Duplicate the lines in the entries below word for word, starting at the line containing "68, 138, 94]" and ending at the line containing "hero-title: Smart And", with both of those lines included.

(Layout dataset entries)
════

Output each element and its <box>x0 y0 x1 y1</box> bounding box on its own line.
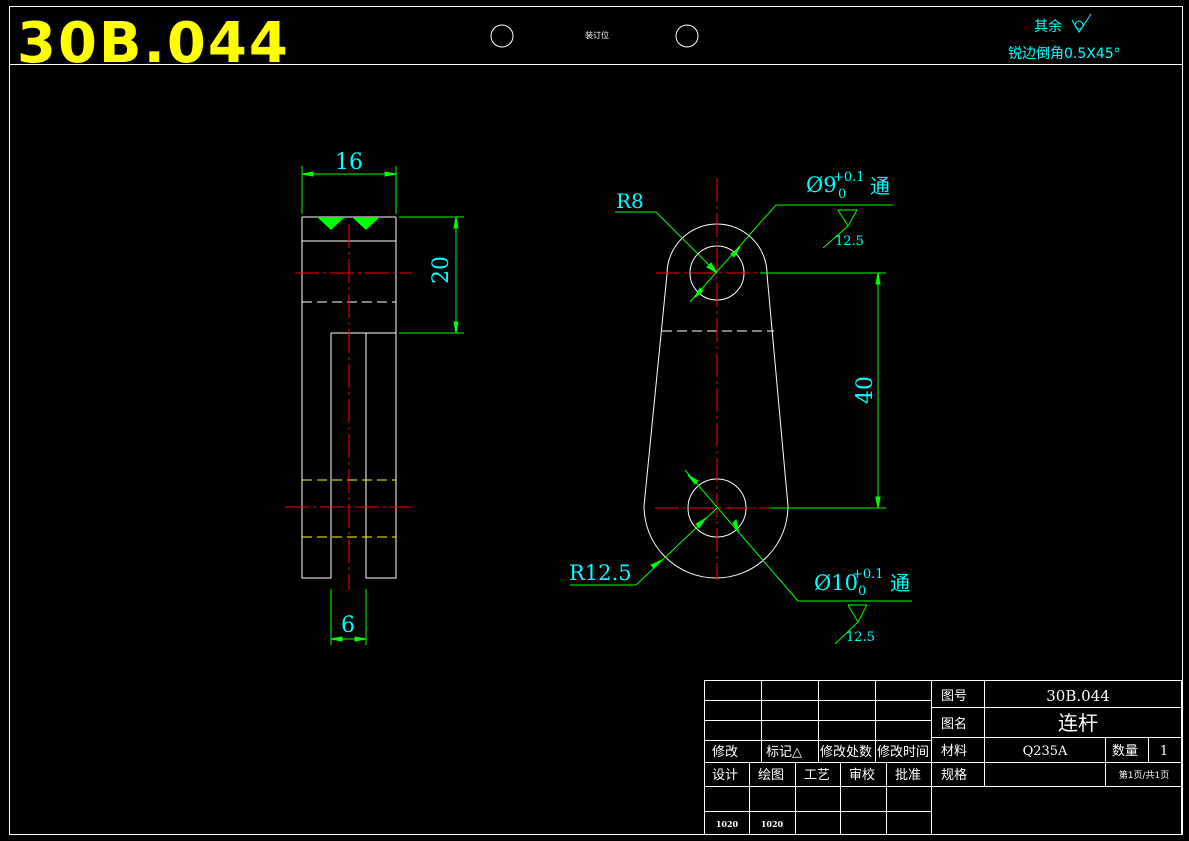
dim-radius-r12-5-text: R12.5 <box>569 561 632 585</box>
title-block: 修改 标记△ 修改处数 修改时间 设计 绘图 工艺 审校 批准 1020 102… <box>704 680 1182 835</box>
part-name-label: 图名 <box>941 716 967 732</box>
material-value: Q235A <box>1023 744 1068 759</box>
rev-header-mark: 标记△ <box>766 745 802 760</box>
dim-hole-small-leader <box>689 204 893 303</box>
dim-center-40-text: 40 <box>853 376 878 404</box>
binding-hole-right <box>675 24 699 48</box>
dim-slot-6-text: 6 <box>341 613 355 638</box>
roughness-small-value: 12.5 <box>835 234 864 249</box>
drawing-no-value: 30B.044 <box>1046 687 1110 705</box>
dim-width-16-text: 16 <box>335 150 363 175</box>
role-design: 设计 <box>712 768 738 783</box>
part-name-value: 连杆 <box>1058 711 1098 735</box>
binding-hole-left <box>490 24 514 48</box>
role-review: 审校 <box>849 767 875 783</box>
chamfer-note: 锐边倒角0.5X45° <box>1008 46 1121 62</box>
role-process: 工艺 <box>804 768 830 783</box>
other-roughness-label: 其余 <box>1034 18 1062 35</box>
hole-small-tol-lower: 0 <box>838 187 846 202</box>
dim-hole-small-text: Ø9 +0.1 0 通 <box>806 170 890 202</box>
dim-height-20-text: 20 <box>429 256 454 284</box>
drawing-no-label: 图号 <box>941 689 967 704</box>
dim-radius-r8 <box>615 211 718 274</box>
page-info: 第1页/共1页 <box>1119 769 1170 781</box>
drawing-code-title: 30B.044 <box>17 11 290 76</box>
side-view: 16 20 6 <box>285 150 464 645</box>
hole-large-through: 通 <box>890 571 910 595</box>
roughness-symbol-icon <box>1071 13 1092 33</box>
hole-large-tol-lower: 0 <box>858 584 866 599</box>
dim-radius-r8-text: R8 <box>616 189 644 213</box>
hole-small-diameter: Ø9 <box>806 173 837 197</box>
side-view-centerlines <box>285 224 412 590</box>
date-design: 1020 <box>716 819 739 829</box>
engineering-drawing: 30B.044 装订位 其余 锐边倒角0.5X45° 16 20 6 40 R8… <box>9 6 1183 835</box>
rev-header-time: 修改时间 <box>877 745 929 760</box>
rev-header-count: 修改处数 <box>820 745 872 760</box>
link-outline <box>643 223 789 579</box>
material-label: 材料 <box>941 744 967 759</box>
hole-small-through: 通 <box>870 174 890 198</box>
dim-hole-large-text: Ø10 +0.1 0 通 <box>814 567 910 599</box>
front-view-centerlines <box>655 178 781 580</box>
role-drawing: 绘图 <box>758 768 784 783</box>
roughness-large-value: 12.5 <box>846 630 875 645</box>
hole-small-tol-upper: +0.1 <box>833 170 865 185</box>
spec-label: 规格 <box>941 767 967 783</box>
sheet-frame <box>9 6 1183 835</box>
hole-large-tol-upper: +0.1 <box>852 567 884 582</box>
quantity-value: 1 <box>1160 744 1168 759</box>
role-approve: 批准 <box>895 768 921 783</box>
date-drawing: 1020 <box>761 819 784 829</box>
binding-mark: 装订位 <box>585 30 609 40</box>
rev-header-modify: 修改 <box>712 745 738 760</box>
front-view: 40 R8 Ø9 +0.1 0 通 12.5 R12.5 Ø10 +0.1 0 … <box>569 170 912 645</box>
quantity-label: 数量 <box>1112 744 1138 759</box>
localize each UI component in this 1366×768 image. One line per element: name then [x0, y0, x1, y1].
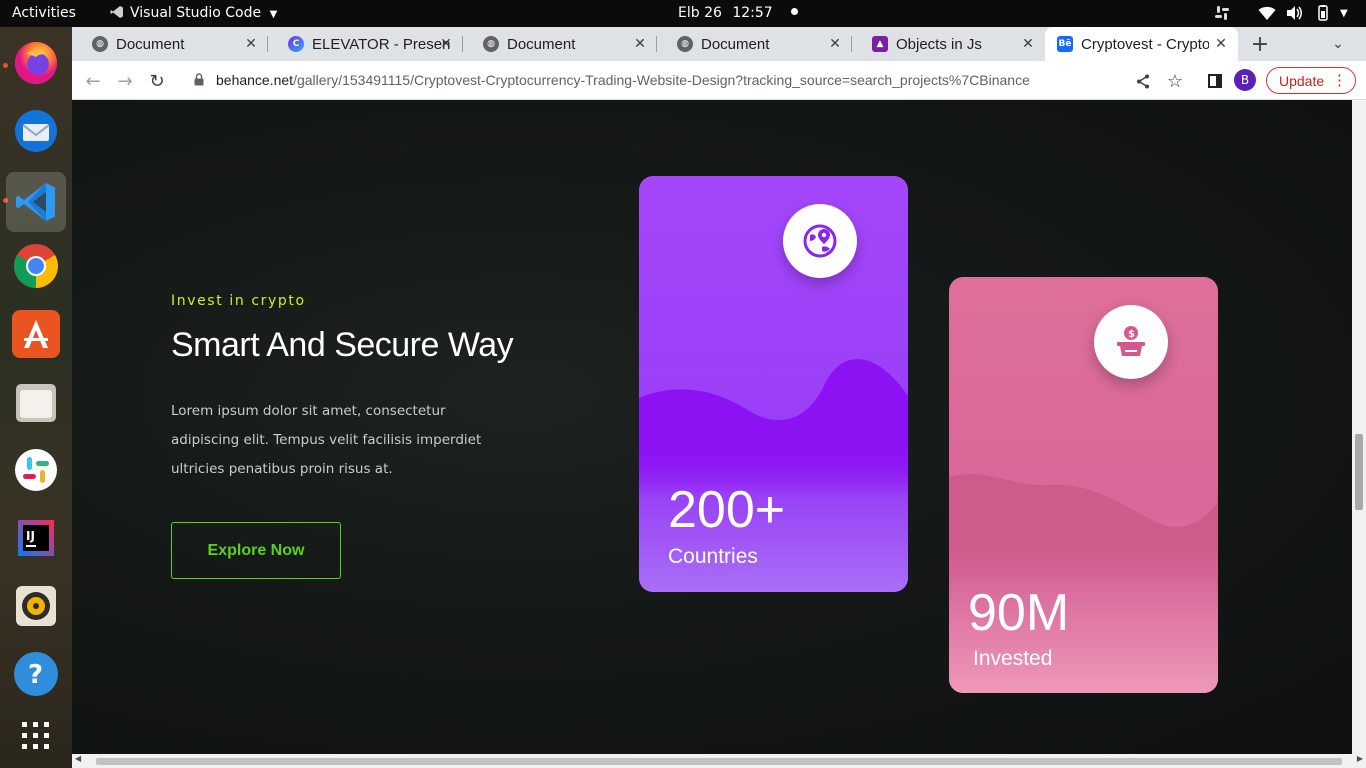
forward-button[interactable]: →	[112, 68, 138, 94]
software-center-icon[interactable]	[12, 310, 60, 358]
thunderbird-icon[interactable]	[12, 107, 60, 155]
tab-search-chevron-icon[interactable]: ⌄	[1325, 31, 1351, 57]
app-name: Visual Studio Code	[130, 5, 262, 21]
clock[interactable]: Elb 26 12:57	[678, 5, 799, 22]
reload-button[interactable]: ↻	[144, 68, 170, 94]
classroom-icon: ▲	[872, 36, 888, 52]
globe-icon: ◍	[677, 36, 693, 52]
behance-icon: Bē	[1057, 36, 1073, 52]
system-menu-caret-icon[interactable]: ▼	[1340, 5, 1348, 22]
scroll-right-arrow-icon[interactable]: ▶	[1357, 754, 1363, 763]
dock: IJ ?	[0, 27, 72, 768]
close-tab-icon[interactable]: ✕	[1019, 35, 1037, 53]
hero-eyebrow: Invest in crypto	[171, 293, 306, 309]
tab-title: Document	[701, 35, 770, 53]
globe-icon: ◍	[92, 36, 108, 52]
slack-tray-icon[interactable]	[1214, 5, 1230, 26]
stat-value: 200+	[668, 481, 786, 539]
hero-title: Smart And Secure Way	[171, 326, 514, 364]
show-applications-icon[interactable]	[12, 712, 60, 760]
hero-description: Lorem ipsum dolor sit amet, consectetur …	[171, 403, 482, 477]
tab-cryptovest[interactable]: Bē Cryptovest - Crypto ✕	[1045, 27, 1238, 61]
stat-card-invested: $ 90M Invested	[949, 277, 1218, 693]
vscode-small-icon	[110, 5, 124, 19]
vscode-icon[interactable]	[6, 172, 66, 232]
tab-title: Cryptovest - Crypto	[1081, 35, 1209, 53]
scrollbar-thumb[interactable]	[1355, 434, 1363, 510]
files-icon[interactable]	[12, 378, 60, 426]
browser-toolbar: ← → ↻ behance.net/gallery/153491115/Cryp…	[72, 61, 1366, 100]
horizontal-scrollbar[interactable]: ◀ ▶	[72, 754, 1366, 768]
url-path: /gallery/153491115/Cryptovest-Cryptocurr…	[293, 72, 1030, 88]
lock-icon	[194, 66, 204, 95]
tab-title: Document	[116, 35, 185, 53]
close-tab-icon[interactable]: ✕	[631, 35, 649, 53]
tab-document-2[interactable]: ◍ Document ✕	[463, 27, 657, 61]
notification-dot-icon	[791, 8, 799, 15]
system-top-bar: Activities Visual Studio Code ▼ Elb 26 1…	[0, 0, 1366, 27]
rhythmbox-icon[interactable]	[12, 582, 60, 630]
tab-title: ELEVATOR - Presen	[312, 35, 450, 53]
update-button[interactable]: Update ⋮	[1266, 67, 1356, 94]
close-tab-icon[interactable]: ✕	[242, 35, 260, 53]
svg-text:?: ?	[28, 660, 43, 690]
more-menu-icon: ⋮	[1332, 72, 1347, 89]
svg-text:IJ: IJ	[26, 529, 35, 543]
vertical-scrollbar[interactable]	[1352, 100, 1366, 754]
explore-now-button[interactable]: Explore Now	[171, 522, 341, 579]
profile-avatar[interactable]: B	[1234, 69, 1256, 91]
help-icon[interactable]: ?	[12, 650, 60, 698]
firefox-icon[interactable]	[12, 39, 60, 87]
tab-elevator[interactable]: C ELEVATOR - Presen ✕	[268, 27, 463, 61]
stat-label: Countries	[668, 545, 758, 568]
behance-project-viewer: Invest in crypto Smart And Secure Way Lo…	[72, 100, 1352, 754]
back-button[interactable]: ←	[80, 68, 106, 94]
update-label: Update	[1279, 72, 1325, 89]
tab-objects-in-js[interactable]: ▲ Objects in Js ✕	[852, 27, 1045, 61]
stat-value: 90M	[968, 584, 1070, 642]
canva-icon: C	[288, 36, 304, 52]
side-panel-icon[interactable]	[1202, 68, 1228, 94]
tab-document-1[interactable]: ◍ Document ✕	[72, 27, 268, 61]
slack-icon[interactable]	[12, 446, 60, 494]
new-tab-button[interactable]: +	[1247, 31, 1273, 57]
date-label: Elb 26	[678, 5, 722, 21]
caret-down-icon: ▼	[269, 9, 278, 20]
tab-strip: ◍ Document ✕ C ELEVATOR - Presen ✕ ◍ Doc…	[72, 27, 1366, 61]
scroll-left-arrow-icon[interactable]: ◀	[75, 754, 81, 763]
close-tab-icon[interactable]: ✕	[826, 35, 844, 53]
intellij-icon[interactable]: IJ	[12, 514, 60, 562]
battery-icon[interactable]	[1314, 5, 1332, 26]
chrome-icon[interactable]	[12, 242, 60, 290]
time-label: 12:57	[732, 5, 773, 21]
url-host: behance.net	[216, 72, 294, 88]
stat-label: Invested	[973, 647, 1053, 670]
app-menu[interactable]: Visual Studio Code ▼	[110, 5, 277, 23]
close-tab-icon[interactable]: ✕	[437, 35, 455, 53]
stat-card-countries: 200+ Countries	[639, 176, 908, 592]
svg-text:$: $	[1128, 329, 1135, 340]
wifi-icon[interactable]	[1258, 5, 1276, 26]
activities-button[interactable]: Activities	[12, 5, 76, 22]
globe-pin-icon	[783, 204, 857, 278]
share-icon[interactable]	[1130, 68, 1156, 94]
scrollbar-thumb[interactable]	[96, 758, 1342, 765]
bookmark-star-icon[interactable]: ☆	[1162, 68, 1188, 94]
running-indicator	[3, 63, 8, 68]
tab-title: Objects in Js	[896, 35, 982, 53]
address-bar[interactable]: behance.net/gallery/153491115/Cryptovest…	[182, 66, 1204, 95]
tab-title: Document	[507, 35, 576, 53]
globe-icon: ◍	[483, 36, 499, 52]
money-box-icon: $	[1094, 305, 1168, 379]
close-tab-icon[interactable]: ✕	[1212, 35, 1230, 53]
tab-document-3[interactable]: ◍ Document ✕	[657, 27, 852, 61]
volume-icon[interactable]	[1286, 5, 1304, 26]
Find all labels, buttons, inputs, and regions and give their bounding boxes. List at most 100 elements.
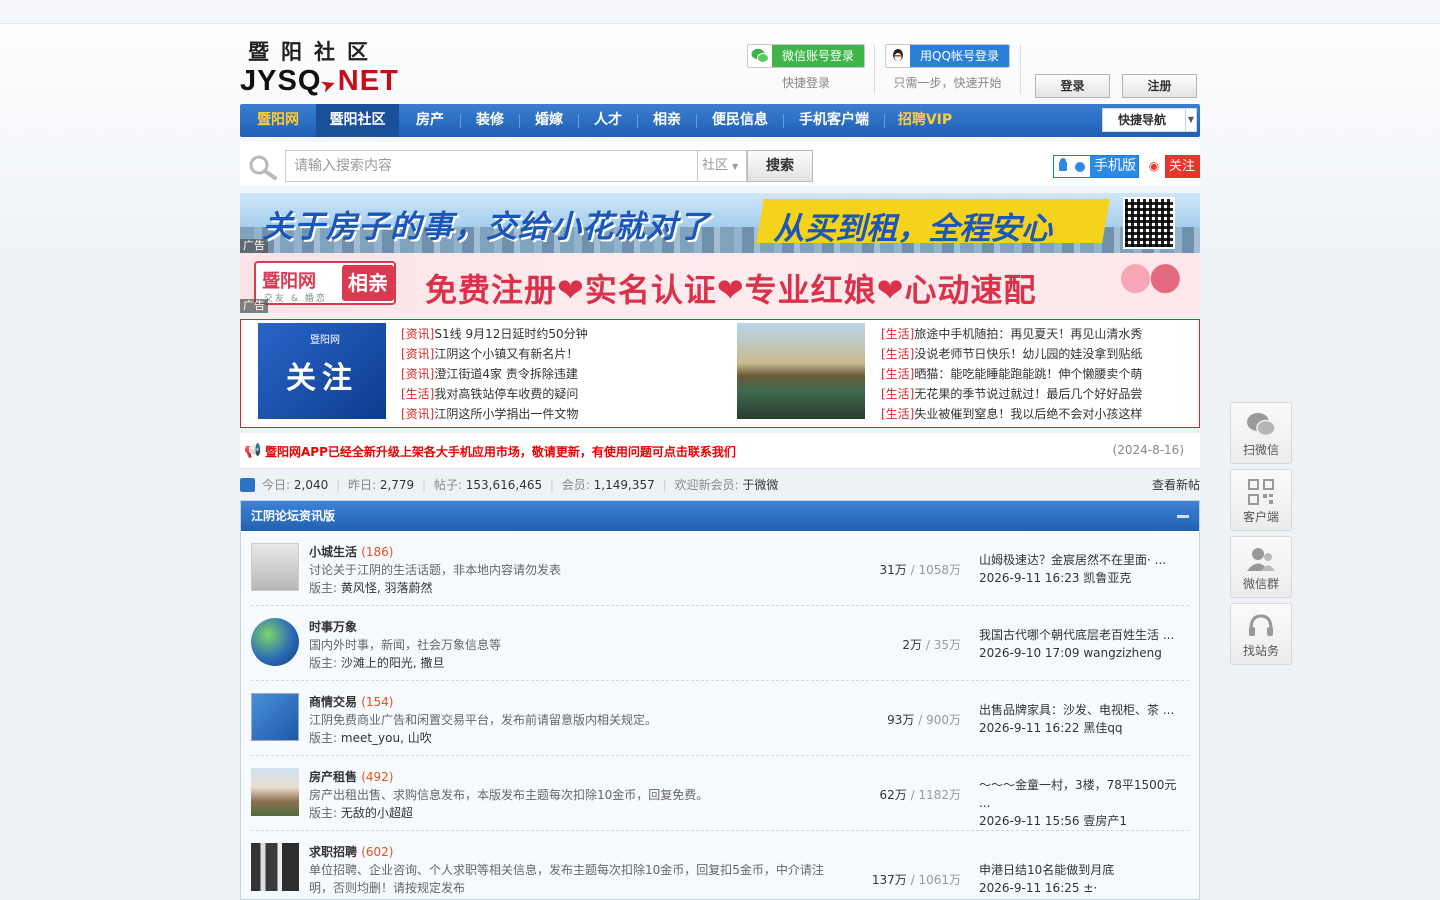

════

Exercise response
forward-button[interactable]: →	[112, 68, 138, 94]
software-center-icon[interactable]	[12, 310, 60, 358]
thunderbird-icon[interactable]	[12, 107, 60, 155]
tab-search-chevron-icon[interactable]: ⌄	[1325, 31, 1351, 57]
app-name: Visual Studio Code	[130, 5, 262, 21]
clock[interactable]: Elb 26 12:57	[678, 5, 799, 22]
reload-button[interactable]: ↻	[144, 68, 170, 94]
classroom-icon: ▲	[872, 36, 888, 52]
globe-icon: ◍	[677, 36, 693, 52]
behance-icon: Bē	[1057, 36, 1073, 52]
system-menu-caret-icon[interactable]: ▼	[1340, 5, 1348, 22]
scroll-right-arrow-icon[interactable]: ▶	[1357, 754, 1363, 763]
dock: IJ ?	[0, 27, 72, 768]
close-tab-icon[interactable]: ✕	[1019, 35, 1037, 53]
hero-eyebrow: Invest in crypto	[171, 293, 306, 309]
tab-title: Document	[701, 35, 770, 53]
globe-icon: ◍	[92, 36, 108, 52]
slack-tray-icon[interactable]	[1214, 5, 1230, 26]
stat-value: 200+	[668, 481, 786, 539]
hero-title: Smart And Secure Way	[171, 326, 514, 364]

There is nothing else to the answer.